### PROBLEM REQUIREMENTS
Update the records below by replacing "Grooming frequency" with "Grooming count" wherever it occurs, leaving everything else unchanged.

Items from a data source
============================================================
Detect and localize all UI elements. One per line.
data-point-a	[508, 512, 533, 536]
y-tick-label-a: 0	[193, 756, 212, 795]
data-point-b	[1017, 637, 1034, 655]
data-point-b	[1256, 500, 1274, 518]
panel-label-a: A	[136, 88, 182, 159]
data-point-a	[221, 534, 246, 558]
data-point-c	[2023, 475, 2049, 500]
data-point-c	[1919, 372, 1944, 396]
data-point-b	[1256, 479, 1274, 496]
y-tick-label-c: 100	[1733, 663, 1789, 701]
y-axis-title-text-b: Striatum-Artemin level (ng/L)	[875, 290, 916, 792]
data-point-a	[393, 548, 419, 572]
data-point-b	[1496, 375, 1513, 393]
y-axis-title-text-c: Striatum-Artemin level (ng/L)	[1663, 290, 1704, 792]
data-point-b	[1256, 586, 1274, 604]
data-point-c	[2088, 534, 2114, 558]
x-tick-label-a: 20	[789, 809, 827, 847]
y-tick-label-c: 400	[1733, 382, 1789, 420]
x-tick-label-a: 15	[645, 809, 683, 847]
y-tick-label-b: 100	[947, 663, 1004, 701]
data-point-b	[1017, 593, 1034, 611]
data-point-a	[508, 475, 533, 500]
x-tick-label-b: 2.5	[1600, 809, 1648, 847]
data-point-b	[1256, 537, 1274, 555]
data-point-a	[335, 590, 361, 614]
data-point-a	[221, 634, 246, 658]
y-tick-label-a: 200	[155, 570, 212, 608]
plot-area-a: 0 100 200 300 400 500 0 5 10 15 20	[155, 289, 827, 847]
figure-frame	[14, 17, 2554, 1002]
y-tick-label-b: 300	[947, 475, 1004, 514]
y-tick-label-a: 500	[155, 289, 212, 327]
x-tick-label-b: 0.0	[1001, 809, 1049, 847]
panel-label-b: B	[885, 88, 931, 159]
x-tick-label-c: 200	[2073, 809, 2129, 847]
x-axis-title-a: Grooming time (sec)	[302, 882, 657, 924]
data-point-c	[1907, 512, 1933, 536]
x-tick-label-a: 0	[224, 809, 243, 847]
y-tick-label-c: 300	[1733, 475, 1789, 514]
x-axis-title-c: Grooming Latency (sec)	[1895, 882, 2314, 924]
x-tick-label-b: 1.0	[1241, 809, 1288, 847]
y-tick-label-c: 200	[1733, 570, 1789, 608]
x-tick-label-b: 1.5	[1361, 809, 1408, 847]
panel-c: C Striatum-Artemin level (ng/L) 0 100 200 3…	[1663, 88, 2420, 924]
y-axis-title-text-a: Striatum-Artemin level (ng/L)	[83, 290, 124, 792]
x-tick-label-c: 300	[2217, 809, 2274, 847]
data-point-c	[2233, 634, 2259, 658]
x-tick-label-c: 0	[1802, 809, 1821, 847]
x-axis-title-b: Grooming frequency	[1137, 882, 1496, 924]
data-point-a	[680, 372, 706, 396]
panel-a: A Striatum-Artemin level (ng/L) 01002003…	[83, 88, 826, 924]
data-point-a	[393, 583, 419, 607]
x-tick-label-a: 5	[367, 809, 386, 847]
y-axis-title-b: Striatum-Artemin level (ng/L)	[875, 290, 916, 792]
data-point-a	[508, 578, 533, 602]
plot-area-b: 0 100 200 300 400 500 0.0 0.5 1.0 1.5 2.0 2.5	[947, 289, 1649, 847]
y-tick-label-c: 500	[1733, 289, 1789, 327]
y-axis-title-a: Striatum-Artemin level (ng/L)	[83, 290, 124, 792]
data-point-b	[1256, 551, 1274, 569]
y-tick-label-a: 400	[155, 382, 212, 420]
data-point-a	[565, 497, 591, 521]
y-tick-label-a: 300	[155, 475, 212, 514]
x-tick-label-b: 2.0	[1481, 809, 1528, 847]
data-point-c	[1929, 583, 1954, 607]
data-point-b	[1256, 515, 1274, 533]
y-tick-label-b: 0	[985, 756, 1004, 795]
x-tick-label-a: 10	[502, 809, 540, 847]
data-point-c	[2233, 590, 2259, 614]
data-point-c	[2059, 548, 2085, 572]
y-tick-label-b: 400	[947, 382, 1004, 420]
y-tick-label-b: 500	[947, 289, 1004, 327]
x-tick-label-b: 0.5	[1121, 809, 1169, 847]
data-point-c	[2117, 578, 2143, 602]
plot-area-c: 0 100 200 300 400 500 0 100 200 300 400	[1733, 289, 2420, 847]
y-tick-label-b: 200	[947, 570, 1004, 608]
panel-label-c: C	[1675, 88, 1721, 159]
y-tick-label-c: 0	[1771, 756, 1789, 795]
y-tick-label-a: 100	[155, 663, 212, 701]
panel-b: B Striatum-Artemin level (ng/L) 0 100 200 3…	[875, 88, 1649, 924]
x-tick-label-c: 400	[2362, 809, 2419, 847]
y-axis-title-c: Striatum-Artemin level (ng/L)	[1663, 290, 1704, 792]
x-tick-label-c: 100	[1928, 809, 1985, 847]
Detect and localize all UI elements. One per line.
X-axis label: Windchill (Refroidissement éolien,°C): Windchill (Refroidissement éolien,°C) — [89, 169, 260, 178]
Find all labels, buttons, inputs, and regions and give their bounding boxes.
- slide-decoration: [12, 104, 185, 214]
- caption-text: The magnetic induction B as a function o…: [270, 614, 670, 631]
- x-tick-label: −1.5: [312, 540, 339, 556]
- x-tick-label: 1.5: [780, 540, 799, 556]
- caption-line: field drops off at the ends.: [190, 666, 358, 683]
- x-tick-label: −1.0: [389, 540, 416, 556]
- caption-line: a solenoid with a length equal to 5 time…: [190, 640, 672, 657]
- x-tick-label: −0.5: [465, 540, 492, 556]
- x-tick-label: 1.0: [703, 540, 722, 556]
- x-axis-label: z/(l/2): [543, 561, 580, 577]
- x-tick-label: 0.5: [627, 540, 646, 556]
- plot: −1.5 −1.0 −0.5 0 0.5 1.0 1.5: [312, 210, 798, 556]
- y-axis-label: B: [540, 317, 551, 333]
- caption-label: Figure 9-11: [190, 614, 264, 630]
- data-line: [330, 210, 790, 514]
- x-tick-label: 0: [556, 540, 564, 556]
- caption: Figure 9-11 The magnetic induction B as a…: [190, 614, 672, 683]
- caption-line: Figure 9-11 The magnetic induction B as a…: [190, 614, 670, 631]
============================================================
### WORKED SOLUTION
Detect and localize all UI elements. One per line.
data-point-a	[508, 512, 533, 536]
y-tick-label-a: 0	[193, 756, 212, 795]
data-point-b	[1017, 637, 1034, 655]
data-point-b	[1256, 500, 1274, 518]
panel-label-a: A	[136, 88, 182, 159]
data-point-a	[221, 534, 246, 558]
data-point-c	[2023, 475, 2049, 500]
data-point-c	[1919, 372, 1944, 396]
data-point-b	[1256, 479, 1274, 496]
y-tick-label-c: 100	[1733, 663, 1789, 701]
y-axis-title-text-b: Striatum-Artemin level (ng/L)	[875, 290, 916, 792]
data-point-a	[393, 548, 419, 572]
data-point-b	[1496, 375, 1513, 393]
y-axis-title-text-c: Striatum-Artemin level (ng/L)	[1663, 290, 1704, 792]
data-point-b	[1256, 586, 1274, 604]
data-point-c	[2088, 534, 2114, 558]
x-tick-label-a: 20	[789, 809, 827, 847]
y-tick-label-c: 400	[1733, 382, 1789, 420]
x-tick-label-a: 15	[645, 809, 683, 847]
y-tick-label-b: 100	[947, 663, 1004, 701]
data-point-b	[1017, 593, 1034, 611]
data-point-a	[508, 475, 533, 500]
x-tick-label-b: 2.5	[1600, 809, 1648, 847]
data-point-b	[1256, 537, 1274, 555]
data-point-a	[335, 590, 361, 614]
data-point-a	[221, 634, 246, 658]
y-tick-label-a: 200	[155, 570, 212, 608]
plot-area-a: 0 100 200 300 400 500 0 5 10 15 20	[155, 289, 827, 847]
figure-frame	[14, 17, 2554, 1002]
y-tick-label-b: 300	[947, 475, 1004, 514]
y-tick-label-a: 500	[155, 289, 212, 327]
x-tick-label-b: 0.0	[1001, 809, 1049, 847]
panel-label-b: B	[885, 88, 931, 159]
x-tick-label-c: 200	[2073, 809, 2129, 847]
x-axis-title-a: Grooming time (sec)	[302, 882, 657, 924]
data-point-c	[1907, 512, 1933, 536]
x-tick-label-a: 0	[224, 809, 243, 847]
y-tick-label-c: 300	[1733, 475, 1789, 514]
x-axis-title-c: Grooming Latency (sec)	[1895, 882, 2314, 924]
x-tick-label-b: 1.0	[1241, 809, 1288, 847]
y-tick-label-c: 200	[1733, 570, 1789, 608]
x-tick-label-b: 1.5	[1361, 809, 1408, 847]
panel-c: C Striatum-Artemin level (ng/L) 0 100 200 3…	[1663, 88, 2420, 924]
y-axis-title-text-a: Striatum-Artemin level (ng/L)	[83, 290, 124, 792]
x-tick-label-c: 300	[2217, 809, 2274, 847]
data-point-c	[2233, 634, 2259, 658]
x-tick-label-c: 0	[1802, 809, 1821, 847]
x-axis-title-b: Grooming count	[1137, 882, 1496, 924]
data-point-a	[680, 372, 706, 396]
panel-a: A Striatum-Artemin level (ng/L) 01002003…	[83, 88, 826, 924]
data-point-a	[393, 583, 419, 607]
x-tick-label-a: 5	[367, 809, 386, 847]
y-axis-title-b: Striatum-Artemin level (ng/L)	[875, 290, 916, 792]
data-point-a	[508, 578, 533, 602]
plot-area-b: 0 100 200 300 400 500 0.0 0.5 1.0 1.5 2.0 2.5	[947, 289, 1649, 847]
y-tick-label-c: 500	[1733, 289, 1789, 327]
y-axis-title-a: Striatum-Artemin level (ng/L)	[83, 290, 124, 792]
data-point-b	[1256, 551, 1274, 569]
y-tick-label-a: 400	[155, 382, 212, 420]
data-point-a	[565, 497, 591, 521]
y-tick-label-a: 300	[155, 475, 212, 514]
x-tick-label-b: 2.0	[1481, 809, 1528, 847]
data-point-c	[1929, 583, 1954, 607]
data-point-b	[1256, 515, 1274, 533]
y-tick-label-b: 0	[985, 756, 1004, 795]
x-tick-label-a: 10	[502, 809, 540, 847]
data-point-c	[2233, 590, 2259, 614]
data-point-c	[2059, 548, 2085, 572]
y-tick-label-b: 400	[947, 382, 1004, 420]
y-tick-label-b: 500	[947, 289, 1004, 327]
x-tick-label-b: 0.5	[1121, 809, 1169, 847]
data-point-c	[2117, 578, 2143, 602]
plot-area-c: 0 100 200 300 400 500 0 100 200 300 400	[1733, 289, 2420, 847]
y-tick-label-b: 200	[947, 570, 1004, 608]
panel-label-c: C	[1675, 88, 1721, 159]
y-tick-label-c: 0	[1771, 756, 1789, 795]
y-tick-label-a: 100	[155, 663, 212, 701]
panel-b: B Striatum-Artemin level (ng/L) 0 100 200 3…	[875, 88, 1649, 924]
x-tick-label-c: 400	[2362, 809, 2419, 847]
y-axis-title-c: Striatum-Artemin level (ng/L)	[1663, 290, 1704, 792]
x-tick-label-c: 100	[1928, 809, 1985, 847]
Detect and localize all UI elements. One per line.
X-axis label: Windchill (Refroidissement éolien,°C): Windchill (Refroidissement éolien,°C) — [89, 169, 260, 178]
Find all labels, buttons, inputs, and regions and give their bounding boxes.
- slide-decoration: [12, 104, 185, 214]
- caption-text: The magnetic induction B as a function o…: [270, 614, 670, 631]
- x-tick-label: −1.5: [312, 540, 339, 556]
- x-tick-label: 1.5: [780, 540, 799, 556]
- caption-line: field drops off at the ends.: [190, 666, 358, 683]
- x-tick-label: −1.0: [389, 540, 416, 556]
- caption-line: a solenoid with a length equal to 5 time…: [190, 640, 672, 657]
- x-tick-label: −0.5: [465, 540, 492, 556]
- x-tick-label: 1.0: [703, 540, 722, 556]
- x-axis-label: z/(l/2): [543, 561, 580, 577]
- x-tick-label: 0.5: [627, 540, 646, 556]
- plot: −1.5 −1.0 −0.5 0 0.5 1.0 1.5: [312, 210, 798, 556]
- y-axis-label: B: [540, 317, 551, 333]
- caption-label: Figure 9-11: [190, 614, 264, 630]
- data-line: [330, 210, 790, 514]
- x-tick-label: 0: [556, 540, 564, 556]
- caption: Figure 9-11 The magnetic induction B as a…: [190, 614, 672, 683]
- caption-line: Figure 9-11 The magnetic induction B as a…: [190, 614, 670, 631]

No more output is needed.